● **The data**:
* * *

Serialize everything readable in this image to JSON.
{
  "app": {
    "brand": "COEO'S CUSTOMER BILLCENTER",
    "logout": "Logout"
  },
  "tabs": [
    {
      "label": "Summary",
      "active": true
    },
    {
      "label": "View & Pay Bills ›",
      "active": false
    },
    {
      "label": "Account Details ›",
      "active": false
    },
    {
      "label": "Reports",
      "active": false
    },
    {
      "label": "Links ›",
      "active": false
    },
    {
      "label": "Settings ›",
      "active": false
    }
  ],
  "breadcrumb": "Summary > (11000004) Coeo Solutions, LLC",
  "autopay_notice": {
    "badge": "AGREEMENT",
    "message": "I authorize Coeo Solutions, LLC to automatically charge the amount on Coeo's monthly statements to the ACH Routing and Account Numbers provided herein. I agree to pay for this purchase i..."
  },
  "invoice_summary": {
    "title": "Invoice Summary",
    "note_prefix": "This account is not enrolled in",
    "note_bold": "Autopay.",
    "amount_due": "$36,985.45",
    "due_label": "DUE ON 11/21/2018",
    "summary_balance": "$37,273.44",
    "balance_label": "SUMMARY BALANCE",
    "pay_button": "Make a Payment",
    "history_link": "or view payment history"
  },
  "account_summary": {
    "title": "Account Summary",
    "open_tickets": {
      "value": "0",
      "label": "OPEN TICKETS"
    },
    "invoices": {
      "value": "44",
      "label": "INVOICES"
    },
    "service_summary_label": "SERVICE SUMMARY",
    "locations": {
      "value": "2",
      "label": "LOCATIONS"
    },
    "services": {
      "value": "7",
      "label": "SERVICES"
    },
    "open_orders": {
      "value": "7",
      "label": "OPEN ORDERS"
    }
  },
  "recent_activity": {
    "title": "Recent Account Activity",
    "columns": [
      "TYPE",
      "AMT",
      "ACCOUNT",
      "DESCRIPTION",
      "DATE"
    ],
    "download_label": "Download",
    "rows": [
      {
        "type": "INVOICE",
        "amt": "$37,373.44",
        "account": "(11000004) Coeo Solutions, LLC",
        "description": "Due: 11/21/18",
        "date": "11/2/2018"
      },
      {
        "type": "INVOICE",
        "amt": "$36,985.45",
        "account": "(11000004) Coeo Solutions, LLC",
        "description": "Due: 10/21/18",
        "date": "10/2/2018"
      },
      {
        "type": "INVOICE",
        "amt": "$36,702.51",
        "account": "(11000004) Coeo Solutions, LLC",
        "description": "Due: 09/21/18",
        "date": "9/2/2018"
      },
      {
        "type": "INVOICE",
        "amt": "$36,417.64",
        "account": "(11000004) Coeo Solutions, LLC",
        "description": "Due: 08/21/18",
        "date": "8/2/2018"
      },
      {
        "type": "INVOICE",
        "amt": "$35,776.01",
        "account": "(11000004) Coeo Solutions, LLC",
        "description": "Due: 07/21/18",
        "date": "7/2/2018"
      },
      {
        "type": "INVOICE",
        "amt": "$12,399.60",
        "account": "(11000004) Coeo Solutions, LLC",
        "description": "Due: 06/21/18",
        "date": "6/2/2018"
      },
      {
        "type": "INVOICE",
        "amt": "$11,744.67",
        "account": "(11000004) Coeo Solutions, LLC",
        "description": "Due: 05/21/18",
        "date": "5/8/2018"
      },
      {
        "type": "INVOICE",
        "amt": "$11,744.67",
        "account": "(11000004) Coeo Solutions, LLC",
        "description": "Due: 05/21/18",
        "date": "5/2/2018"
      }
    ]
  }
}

* * *

● **Exercise goal**:
Make an exact copy of the data above.

● **Solved exercise**:
Serialize everything readable in this image to JSON.
{
  "app": {
    "brand": "COEO'S CUSTOMER BILLCENTER",
    "logout": "Logout"
  },
  "tabs": [
    {
      "label": "Summary",
      "active": true
    },
    {
      "label": "View & Pay Bills ›",
      "active": false
    },
    {
      "label": "Account Details ›",
      "active": false
    },
    {
      "label": "Reports",
      "active": false
    },
    {
      "label": "Links ›",
      "active": false
    },
    {
      "label": "Settings ›",
      "active": false
    }
  ],
  "breadcrumb": "Summary > (11000004) Coeo Solutions, LLC",
  "autopay_notice": {
    "badge": "AGREEMENT",
    "message": "I authorize Coeo Solutions, LLC to automatically charge the amount on Coeo's monthly statements to the ACH Routing and Account Numbers provided herein. I agree to pay for this purchase i..."
  },
  "invoice_summary": {
    "title": "Invoice Summary",
    "note_prefix": "This account is not enrolled in",
    "note_bold": "Autopay.",
    "amount_due": "$36,985.45",
    "due_label": "DUE ON 11/21/2018",
    "summary_balance": "$37,273.44",
    "balance_label": "SUMMARY BALANCE",
    "pay_button": "Make a Payment",
    "history_link": "or view payment history"
  },
  "account_summary": {
    "title": "Account Summary",
    "open_tickets": {
      "value": "0",
      "label": "OPEN TICKETS"
    },
    "invoices": {
      "value": "44",
      "label": "INVOICES"
    },
    "service_summary_label": "SERVICE SUMMARY",
    "locations": {
      "value": "2",
      "label": "LOCATIONS"
    },
    "services": {
      "value": "7",
      "label": "SERVICES"
    },
    "open_orders": {
      "value": "7",
      "label": "OPEN ORDERS"
    }
  },
  "recent_activity": {
    "title": "Recent Account Activity",
    "columns": [
      "TYPE",
      "AMT",
      "ACCOUNT",
      "DESCRIPTION",
      "DATE"
    ],
    "download_label": "Download",
    "rows": [
      {
        "type": "INVOICE",
        "amt": "$37,373.44",
        "account": "(11000004) Coeo Solutions, LLC",
        "description": "Due: 11/21/18",
        "date": "11/2/2018"
      },
      {
        "type": "INVOICE",
        "amt": "$36,985.45",
        "account": "(11000004) Coeo Solutions, LLC",
        "description": "Due: 10/21/18",
        "date": "10/2/2018"
      },
      {
        "type": "INVOICE",
        "amt": "$36,702.51",
        "account": "(11000004) Coeo Solutions, LLC",
        "description": "Due: 09/21/18",
        "date": "9/2/2018"
      },
      {
        "type": "INVOICE",
        "amt": "$36,417.64",
        "account": "(11000004) Coeo Solutions, LLC",
        "description": "Due: 08/21/18",
        "date": "8/2/2018"
      },
      {
        "type": "INVOICE",
        "amt": "$35,776.01",
        "account": "(11000004) Coeo Solutions, LLC",
        "description": "Due: 07/21/18",
        "date": "7/2/2018"
      },
      {
        "type": "INVOICE",
        "amt": "$12,399.60",
        "account": "(11000004) Coeo Solutions, LLC",
        "description": "Due: 06/21/18",
        "date": "6/2/2018"
      },
      {
        "type": "INVOICE",
        "amt": "$11,744.67",
        "account": "(11000004) Coeo Solutions, LLC",
        "description": "Due: 05/21/18",
        "date": "5/8/2018"
      },
      {
        "type": "INVOICE",
        "amt": "$11,744.67",
        "account": "(11000004) Coeo Solutions, LLC",
        "description": "Due: 05/21/18",
        "date": "5/2/2018"
      }
    ]
  }
}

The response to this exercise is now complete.